Records contained in a dataset:
______________________________
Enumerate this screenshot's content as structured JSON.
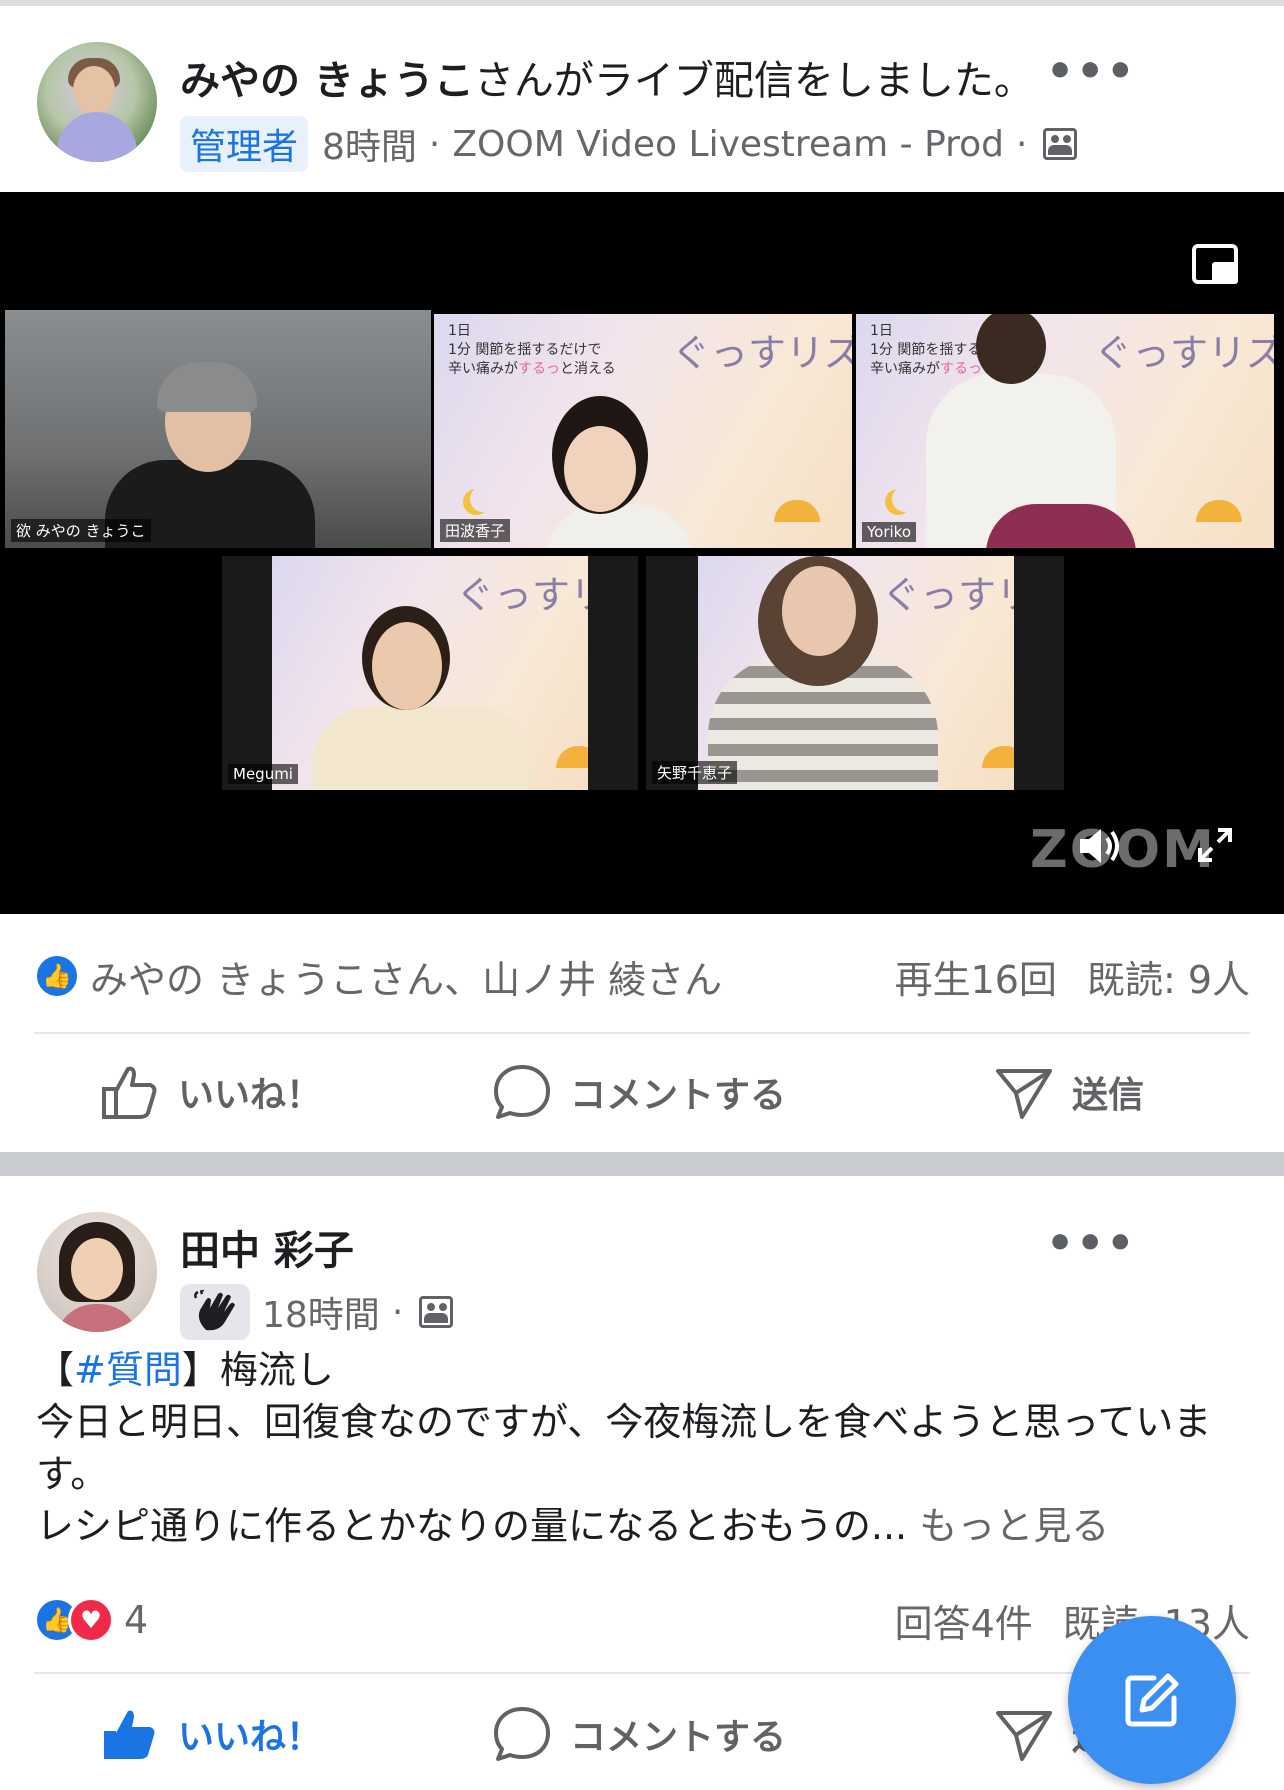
{
  "post1": {
    "author": "みやの きょうこ",
    "action_text": "さんがライブ配信をしました。",
    "badge": "管理者",
    "time": "8時間",
    "source": "ZOOM Video Livestream - Prod",
    "video": {
      "participants": [
        {
          "name": "欲 みやの きょうこ"
        },
        {
          "name": "田波香子"
        },
        {
          "name": "Yoriko"
        },
        {
          "name": "Megumi"
        },
        {
          "name": "矢野千恵子"
        }
      ],
      "slide_title": "ぐっすリズム",
      "slide_sub_1": "1日",
      "slide_sub_2": "1分 関節を揺するだけで",
      "slide_sub_3a": "辛い痛みが",
      "slide_sub_3b": "するっ",
      "slide_sub_3c": "と消える",
      "watermark": "ZOOM"
    },
    "reactions_names": "みやの きょうこさん、山ノ井 綾さん",
    "plays": "再生16回",
    "seen": "既読: 9人",
    "actions": {
      "like": "いいね！",
      "comment": "コメントする",
      "send": "送信"
    }
  },
  "post2": {
    "author": "田中 彩子",
    "time": "18時間",
    "hashtag_open": "【",
    "hashtag": "#質問",
    "hashtag_close": "】梅流し",
    "line1": "今日と明日、回復食なのですが、今夜梅流しを食べようと思っています。",
    "line2": "レシピ通りに作るとかなりの量になるとおもうの...",
    "see_more": "もっと見る",
    "reaction_count": "4",
    "answers": "回答4件",
    "seen": "既読: 13人",
    "actions": {
      "like": "いいね！",
      "comment": "コメントする",
      "send": "送信"
    }
  },
  "colors": {
    "accent": "#1b74e4",
    "heart": "#f02849",
    "fab": "#3a8ff0",
    "speaker_border": "#6bcf3f"
  }
}
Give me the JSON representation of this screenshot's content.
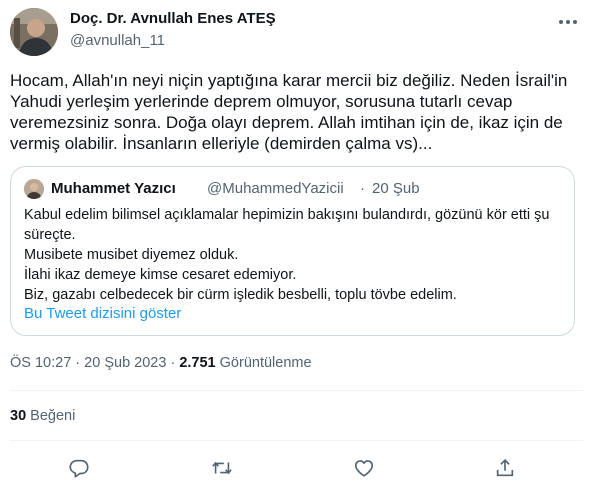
{
  "author": {
    "name": "Doç. Dr. Avnullah Enes ATEŞ",
    "handle": "@avnullah_11"
  },
  "tweet": {
    "text": "Hocam, Allah'ın neyi niçin yaptığına karar mercii biz değiliz. Neden İsrail'in Yahudi yerleşim yerlerinde deprem olmuyor, sorusuna tutarlı cevap veremezsiniz sonra. Doğa olayı deprem. Allah imtihan için de, ikaz için de vermiş olabilir. İnsanların elleriyle (demirden çalma vs)..."
  },
  "quote": {
    "name": "Muhammet Yazıcı",
    "handle": "@MuhammedYazicii",
    "separator": "·",
    "date": "20 Şub",
    "lines": [
      "Kabul edelim bilimsel açıklamalar hepimizin bakışını bulandırdı, gözünü kör etti şu süreçte.",
      "Musibete musibet diyemez olduk.",
      "İlahi ikaz demeye kimse cesaret edemiyor.",
      "Biz, gazabı celbedecek bir cürm işledik besbelli, toplu tövbe edelim."
    ],
    "show_thread": "Bu Tweet dizisini göster"
  },
  "meta": {
    "time": "ÖS 10:27",
    "separator": "·",
    "date": "20 Şub 2023",
    "views_count": "2.751",
    "views_label": "Görüntülenme"
  },
  "stats": {
    "likes_count": "30",
    "likes_label": "Beğeni"
  },
  "icons": {
    "more": "more-dots-icon",
    "reply": "reply-icon",
    "retweet": "retweet-icon",
    "like": "heart-icon",
    "share": "share-icon"
  },
  "colors": {
    "link": "#1d9bf0",
    "secondary_text": "#536471",
    "primary_text": "#0f1419",
    "border": "#cfd9de"
  }
}
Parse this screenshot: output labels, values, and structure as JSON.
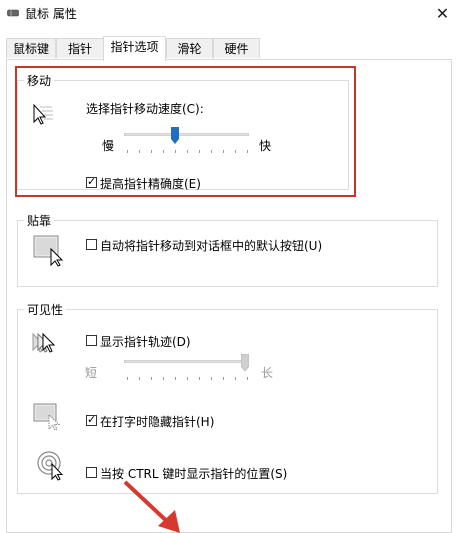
______________________________
Transcribe the records above exactly, omitting every picture they contain.

TASK RESULT:
Enumerate this screenshot's content as structured JSON.
{
  "post1": {
    "author": "みやの きょうこ",
    "action_text": "さんがライブ配信をしました。",
    "badge": "管理者",
    "time": "8時間",
    "source": "ZOOM Video Livestream - Prod",
    "video": {
      "participants": [
        {
          "name": "欲 みやの きょうこ"
        },
        {
          "name": "田波香子"
        },
        {
          "name": "Yoriko"
        },
        {
          "name": "Megumi"
        },
        {
          "name": "矢野千恵子"
        }
      ],
      "slide_title": "ぐっすリズム",
      "slide_sub_1": "1日",
      "slide_sub_2": "1分 関節を揺するだけで",
      "slide_sub_3a": "辛い痛みが",
      "slide_sub_3b": "するっ",
      "slide_sub_3c": "と消える",
      "watermark": "ZOOM"
    },
    "reactions_names": "みやの きょうこさん、山ノ井 綾さん",
    "plays": "再生16回",
    "seen": "既読: 9人",
    "actions": {
      "like": "いいね！",
      "comment": "コメントする",
      "send": "送信"
    }
  },
  "post2": {
    "author": "田中 彩子",
    "time": "18時間",
    "hashtag_open": "【",
    "hashtag": "#質問",
    "hashtag_close": "】梅流し",
    "line1": "今日と明日、回復食なのですが、今夜梅流しを食べようと思っています。",
    "line2": "レシピ通りに作るとかなりの量になるとおもうの...",
    "see_more": "もっと見る",
    "reaction_count": "4",
    "answers": "回答4件",
    "seen": "既読: 13人",
    "actions": {
      "like": "いいね！",
      "comment": "コメントする",
      "send": "送信"
    }
  },
  "colors": {
    "accent": "#1b74e4",
    "heart": "#f02849",
    "fab": "#3a8ff0",
    "speaker_border": "#6bcf3f"
  }
}
Give me the JSON representation of this screenshot's content.
{
  "author": {
    "name": "Doç. Dr. Avnullah Enes ATEŞ",
    "handle": "@avnullah_11"
  },
  "tweet": {
    "text": "Hocam, Allah'ın neyi niçin yaptığına karar mercii biz değiliz. Neden İsrail'in Yahudi yerleşim yerlerinde deprem olmuyor, sorusuna tutarlı cevap veremezsiniz sonra. Doğa olayı deprem. Allah imtihan için de, ikaz için de vermiş olabilir. İnsanların elleriyle (demirden çalma vs)..."
  },
  "quote": {
    "name": "Muhammet Yazıcı",
    "handle": "@MuhammedYazicii",
    "separator": "·",
    "date": "20 Şub",
    "lines": [
      "Kabul edelim bilimsel açıklamalar hepimizin bakışını bulandırdı, gözünü kör etti şu süreçte.",
      "Musibete musibet diyemez olduk.",
      "İlahi ikaz demeye kimse cesaret edemiyor.",
      "Biz, gazabı celbedecek bir cürm işledik besbelli, toplu tövbe edelim."
    ],
    "show_thread": "Bu Tweet dizisini göster"
  },
  "meta": {
    "time": "ÖS 10:27",
    "separator": "·",
    "date": "20 Şub 2023",
    "views_count": "2.751",
    "views_label": "Görüntülenme"
  },
  "stats": {
    "likes_count": "30",
    "likes_label": "Beğeni"
  },
  "icons": {
    "more": "more-dots-icon",
    "reply": "reply-icon",
    "retweet": "retweet-icon",
    "like": "heart-icon",
    "share": "share-icon"
  },
  "colors": {
    "link": "#1d9bf0",
    "secondary_text": "#536471",
    "primary_text": "#0f1419",
    "border": "#cfd9de"
  }
}
Parse this screenshot: output labels, values, and structure as JSON.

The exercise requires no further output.